Exercise requirements
Quote all entries in full, exactly.

Entries shown
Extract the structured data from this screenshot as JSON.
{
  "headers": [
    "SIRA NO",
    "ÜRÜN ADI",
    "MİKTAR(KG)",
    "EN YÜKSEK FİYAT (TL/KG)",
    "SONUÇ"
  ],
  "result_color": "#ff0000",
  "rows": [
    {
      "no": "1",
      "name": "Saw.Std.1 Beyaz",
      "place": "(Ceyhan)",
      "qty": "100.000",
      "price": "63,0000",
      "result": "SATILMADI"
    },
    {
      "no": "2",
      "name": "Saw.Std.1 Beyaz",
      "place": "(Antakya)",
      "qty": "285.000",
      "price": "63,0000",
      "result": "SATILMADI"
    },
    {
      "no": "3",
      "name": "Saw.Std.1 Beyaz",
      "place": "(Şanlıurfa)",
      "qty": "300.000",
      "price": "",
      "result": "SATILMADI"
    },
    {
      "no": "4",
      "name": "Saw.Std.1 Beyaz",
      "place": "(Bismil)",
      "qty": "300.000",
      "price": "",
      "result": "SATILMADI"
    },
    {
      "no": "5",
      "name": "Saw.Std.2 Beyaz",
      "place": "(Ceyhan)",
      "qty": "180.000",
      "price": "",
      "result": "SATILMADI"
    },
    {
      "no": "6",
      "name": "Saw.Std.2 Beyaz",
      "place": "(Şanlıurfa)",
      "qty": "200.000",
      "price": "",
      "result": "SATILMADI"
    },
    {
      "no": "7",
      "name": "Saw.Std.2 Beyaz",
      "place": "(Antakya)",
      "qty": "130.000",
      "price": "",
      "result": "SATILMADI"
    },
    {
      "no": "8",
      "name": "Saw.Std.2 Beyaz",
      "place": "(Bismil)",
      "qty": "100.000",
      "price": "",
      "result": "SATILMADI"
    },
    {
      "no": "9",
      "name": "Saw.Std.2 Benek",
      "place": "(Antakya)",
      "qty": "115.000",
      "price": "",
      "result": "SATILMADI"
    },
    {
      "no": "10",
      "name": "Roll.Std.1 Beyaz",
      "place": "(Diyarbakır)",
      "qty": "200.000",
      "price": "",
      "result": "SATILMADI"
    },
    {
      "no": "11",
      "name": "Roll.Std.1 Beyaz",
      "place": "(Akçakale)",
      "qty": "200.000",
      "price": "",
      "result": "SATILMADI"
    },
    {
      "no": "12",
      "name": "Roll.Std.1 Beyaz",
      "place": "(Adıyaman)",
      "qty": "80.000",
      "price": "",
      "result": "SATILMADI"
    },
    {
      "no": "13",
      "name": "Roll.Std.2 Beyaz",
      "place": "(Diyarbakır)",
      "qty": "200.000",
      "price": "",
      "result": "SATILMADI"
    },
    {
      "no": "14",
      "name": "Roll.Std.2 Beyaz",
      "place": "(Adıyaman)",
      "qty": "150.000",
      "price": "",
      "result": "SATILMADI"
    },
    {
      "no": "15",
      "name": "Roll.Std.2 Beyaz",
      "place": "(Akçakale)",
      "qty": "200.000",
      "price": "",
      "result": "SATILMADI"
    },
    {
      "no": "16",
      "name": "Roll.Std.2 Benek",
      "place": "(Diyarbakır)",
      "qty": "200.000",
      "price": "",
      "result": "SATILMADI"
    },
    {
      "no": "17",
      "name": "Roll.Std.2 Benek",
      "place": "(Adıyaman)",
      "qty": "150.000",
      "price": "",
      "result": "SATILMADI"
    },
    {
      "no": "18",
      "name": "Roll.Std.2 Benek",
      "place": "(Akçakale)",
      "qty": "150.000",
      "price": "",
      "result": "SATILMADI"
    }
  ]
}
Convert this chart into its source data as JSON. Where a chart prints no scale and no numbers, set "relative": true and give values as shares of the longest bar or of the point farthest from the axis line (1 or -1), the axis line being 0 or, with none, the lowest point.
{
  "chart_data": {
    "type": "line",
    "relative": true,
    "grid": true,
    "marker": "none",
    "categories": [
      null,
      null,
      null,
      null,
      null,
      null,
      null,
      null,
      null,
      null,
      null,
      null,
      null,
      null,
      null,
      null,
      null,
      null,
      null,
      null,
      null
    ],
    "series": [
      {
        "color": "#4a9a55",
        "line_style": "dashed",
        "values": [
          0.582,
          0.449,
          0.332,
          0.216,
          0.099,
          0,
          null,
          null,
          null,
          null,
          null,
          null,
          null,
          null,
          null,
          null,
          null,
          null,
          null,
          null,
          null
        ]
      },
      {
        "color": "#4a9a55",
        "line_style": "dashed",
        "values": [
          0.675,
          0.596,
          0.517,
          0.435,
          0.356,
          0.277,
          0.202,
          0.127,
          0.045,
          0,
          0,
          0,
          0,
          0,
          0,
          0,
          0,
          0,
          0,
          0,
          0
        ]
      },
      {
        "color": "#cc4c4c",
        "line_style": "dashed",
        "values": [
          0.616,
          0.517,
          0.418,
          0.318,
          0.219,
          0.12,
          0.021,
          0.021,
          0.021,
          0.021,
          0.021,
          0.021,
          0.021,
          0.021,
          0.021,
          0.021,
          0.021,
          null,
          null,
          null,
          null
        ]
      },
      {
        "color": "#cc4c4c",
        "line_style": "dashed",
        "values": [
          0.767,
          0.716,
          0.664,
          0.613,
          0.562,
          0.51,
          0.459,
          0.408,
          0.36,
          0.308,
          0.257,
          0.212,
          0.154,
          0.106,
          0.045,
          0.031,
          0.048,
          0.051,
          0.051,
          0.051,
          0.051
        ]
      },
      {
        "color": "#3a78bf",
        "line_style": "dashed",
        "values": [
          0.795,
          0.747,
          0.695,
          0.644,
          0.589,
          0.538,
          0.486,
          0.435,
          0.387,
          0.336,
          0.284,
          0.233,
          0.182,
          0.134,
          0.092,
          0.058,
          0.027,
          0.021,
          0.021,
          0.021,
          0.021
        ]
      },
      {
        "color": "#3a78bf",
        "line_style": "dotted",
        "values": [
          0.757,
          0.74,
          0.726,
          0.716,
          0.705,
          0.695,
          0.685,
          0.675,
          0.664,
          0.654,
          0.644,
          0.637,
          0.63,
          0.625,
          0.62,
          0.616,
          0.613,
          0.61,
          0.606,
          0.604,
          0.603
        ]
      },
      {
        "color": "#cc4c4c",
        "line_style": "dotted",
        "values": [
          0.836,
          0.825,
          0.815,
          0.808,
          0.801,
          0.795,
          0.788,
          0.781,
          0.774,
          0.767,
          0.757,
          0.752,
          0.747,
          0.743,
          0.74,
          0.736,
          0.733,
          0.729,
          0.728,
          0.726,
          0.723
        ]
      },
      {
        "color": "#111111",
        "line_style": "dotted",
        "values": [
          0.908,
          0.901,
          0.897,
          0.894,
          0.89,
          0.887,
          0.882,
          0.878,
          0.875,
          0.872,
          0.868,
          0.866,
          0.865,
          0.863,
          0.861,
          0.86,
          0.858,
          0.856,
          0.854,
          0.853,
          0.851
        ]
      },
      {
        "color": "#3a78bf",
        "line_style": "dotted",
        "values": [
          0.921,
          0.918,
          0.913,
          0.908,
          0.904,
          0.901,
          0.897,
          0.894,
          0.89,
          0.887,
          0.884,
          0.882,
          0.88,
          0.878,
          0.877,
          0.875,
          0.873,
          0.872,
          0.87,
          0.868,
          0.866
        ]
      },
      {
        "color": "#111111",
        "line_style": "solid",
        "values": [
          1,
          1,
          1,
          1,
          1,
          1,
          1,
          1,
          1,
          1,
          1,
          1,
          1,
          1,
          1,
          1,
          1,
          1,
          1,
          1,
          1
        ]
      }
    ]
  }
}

Task response
Extract the structured data from this screenshot as JSON.
{
  "headers": [
    "SIRA NO",
    "ÜRÜN ADI",
    "MİKTAR(KG)",
    "EN YÜKSEK FİYAT (TL/KG)",
    "SONUÇ"
  ],
  "result_color": "#ff0000",
  "rows": [
    {
      "no": "1",
      "name": "Saw.Std.1 Beyaz",
      "place": "(Ceyhan)",
      "qty": "100.000",
      "price": "63,0000",
      "result": "SATILMADI"
    },
    {
      "no": "2",
      "name": "Saw.Std.1 Beyaz",
      "place": "(Antakya)",
      "qty": "285.000",
      "price": "63,0000",
      "result": "SATILMADI"
    },
    {
      "no": "3",
      "name": "Saw.Std.1 Beyaz",
      "place": "(Şanlıurfa)",
      "qty": "300.000",
      "price": "",
      "result": "SATILMADI"
    },
    {
      "no": "4",
      "name": "Saw.Std.1 Beyaz",
      "place": "(Bismil)",
      "qty": "300.000",
      "price": "",
      "result": "SATILMADI"
    },
    {
      "no": "5",
      "name": "Saw.Std.2 Beyaz",
      "place": "(Ceyhan)",
      "qty": "180.000",
      "price": "",
      "result": "SATILMADI"
    },
    {
      "no": "6",
      "name": "Saw.Std.2 Beyaz",
      "place": "(Şanlıurfa)",
      "qty": "200.000",
      "price": "",
      "result": "SATILMADI"
    },
    {
      "no": "7",
      "name": "Saw.Std.2 Beyaz",
      "place": "(Antakya)",
      "qty": "130.000",
      "price": "",
      "result": "SATILMADI"
    },
    {
      "no": "8",
      "name": "Saw.Std.2 Beyaz",
      "place": "(Bismil)",
      "qty": "100.000",
      "price": "",
      "result": "SATILMADI"
    },
    {
      "no": "9",
      "name": "Saw.Std.2 Benek",
      "place": "(Antakya)",
      "qty": "115.000",
      "price": "",
      "result": "SATILMADI"
    },
    {
      "no": "10",
      "name": "Roll.Std.1 Beyaz",
      "place": "(Diyarbakır)",
      "qty": "200.000",
      "price": "",
      "result": "SATILMADI"
    },
    {
      "no": "11",
      "name": "Roll.Std.1 Beyaz",
      "place": "(Akçakale)",
      "qty": "200.000",
      "price": "",
      "result": "SATILMADI"
    },
    {
      "no": "12",
      "name": "Roll.Std.1 Beyaz",
      "place": "(Adıyaman)",
      "qty": "80.000",
      "price": "",
      "result": "SATILMADI"
    },
    {
      "no": "13",
      "name": "Roll.Std.2 Beyaz",
      "place": "(Diyarbakır)",
      "qty": "200.000",
      "price": "",
      "result": "SATILMADI"
    },
    {
      "no": "14",
      "name": "Roll.Std.2 Beyaz",
      "place": "(Adıyaman)",
      "qty": "150.000",
      "price": "",
      "result": "SATILMADI"
    },
    {
      "no": "15",
      "name": "Roll.Std.2 Beyaz",
      "place": "(Akçakale)",
      "qty": "200.000",
      "price": "",
      "result": "SATILMADI"
    },
    {
      "no": "16",
      "name": "Roll.Std.2 Benek",
      "place": "(Diyarbakır)",
      "qty": "200.000",
      "price": "",
      "result": "SATILMADI"
    },
    {
      "no": "17",
      "name": "Roll.Std.2 Benek",
      "place": "(Adıyaman)",
      "qty": "150.000",
      "price": "",
      "result": "SATILMADI"
    },
    {
      "no": "18",
      "name": "Roll.Std.2 Benek",
      "place": "(Akçakale)",
      "qty": "150.000",
      "price": "",
      "result": "SATILMADI"
    }
  ]
}
Convert this chart into its source data as JSON. Where a chart prints no scale and no numbers, set "relative": true and give values as shares of the longest bar or of the point farthest from the axis line (1 or -1), the axis line being 0 or, with none, the lowest point.
{
  "chart_data": {
    "type": "line",
    "relative": true,
    "grid": true,
    "marker": "none",
    "categories": [
      null,
      null,
      null,
      null,
      null,
      null,
      null,
      null,
      null,
      null,
      null,
      null,
      null,
      null,
      null,
      null,
      null,
      null,
      null,
      null,
      null
    ],
    "series": [
      {
        "color": "#4a9a55",
        "line_style": "dashed",
        "values": [
          0.582,
          0.449,
          0.332,
          0.216,
          0.099,
          0,
          null,
          null,
          null,
          null,
          null,
          null,
          null,
          null,
          null,
          null,
          null,
          null,
          null,
          null,
          null
        ]
      },
      {
        "color": "#4a9a55",
        "line_style": "dashed",
        "values": [
          0.675,
          0.596,
          0.517,
          0.435,
          0.356,
          0.277,
          0.202,
          0.127,
          0.045,
          0,
          0,
          0,
          0,
          0,
          0,
          0,
          0,
          0,
          0,
          0,
          0
        ]
      },
      {
        "color": "#cc4c4c",
        "line_style": "dashed",
        "values": [
          0.616,
          0.517,
          0.418,
          0.318,
          0.219,
          0.12,
          0.021,
          0.021,
          0.021,
          0.021,
          0.021,
          0.021,
          0.021,
          0.021,
          0.021,
          0.021,
          0.021,
          null,
          null,
          null,
          null
        ]
      },
      {
        "color": "#cc4c4c",
        "line_style": "dashed",
        "values": [
          0.767,
          0.716,
          0.664,
          0.613,
          0.562,
          0.51,
          0.459,
          0.408,
          0.36,
          0.308,
          0.257,
          0.212,
          0.154,
          0.106,
          0.045,
          0.031,
          0.048,
          0.051,
          0.051,
          0.051,
          0.051
        ]
      },
      {
        "color": "#3a78bf",
        "line_style": "dashed",
        "values": [
          0.795,
          0.747,
          0.695,
          0.644,
          0.589,
          0.538,
          0.486,
          0.435,
          0.387,
          0.336,
          0.284,
          0.233,
          0.182,
          0.134,
          0.092,
          0.058,
          0.027,
          0.021,
          0.021,
          0.021,
          0.021
        ]
      },
      {
        "color": "#3a78bf",
        "line_style": "dotted",
        "values": [
          0.757,
          0.74,
          0.726,
          0.716,
          0.705,
          0.695,
          0.685,
          0.675,
          0.664,
          0.654,
          0.644,
          0.637,
          0.63,
          0.625,
          0.62,
          0.616,
          0.613,
          0.61,
          0.606,
          0.604,
          0.603
        ]
      },
      {
        "color": "#cc4c4c",
        "line_style": "dotted",
        "values": [
          0.836,
          0.825,
          0.815,
          0.808,
          0.801,
          0.795,
          0.788,
          0.781,
          0.774,
          0.767,
          0.757,
          0.752,
          0.747,
          0.743,
          0.74,
          0.736,
          0.733,
          0.729,
          0.728,
          0.726,
          0.723
        ]
      },
      {
        "color": "#111111",
        "line_style": "dotted",
        "values": [
          0.908,
          0.901,
          0.897,
          0.894,
          0.89,
          0.887,
          0.882,
          0.878,
          0.875,
          0.872,
          0.868,
          0.866,
          0.865,
          0.863,
          0.861,
          0.86,
          0.858,
          0.856,
          0.854,
          0.853,
          0.851
        ]
      },
      {
        "color": "#3a78bf",
        "line_style": "dotted",
        "values": [
          0.921,
          0.918,
          0.913,
          0.908,
          0.904,
          0.901,
          0.897,
          0.894,
          0.89,
          0.887,
          0.884,
          0.882,
          0.88,
          0.878,
          0.877,
          0.875,
          0.873,
          0.872,
          0.87,
          0.868,
          0.866
        ]
      },
      {
        "color": "#111111",
        "line_style": "solid",
        "values": [
          1,
          1,
          1,
          1,
          1,
          1,
          1,
          1,
          1,
          1,
          1,
          1,
          1,
          1,
          1,
          1,
          1,
          1,
          1,
          1,
          1
        ]
      }
    ]
  }
}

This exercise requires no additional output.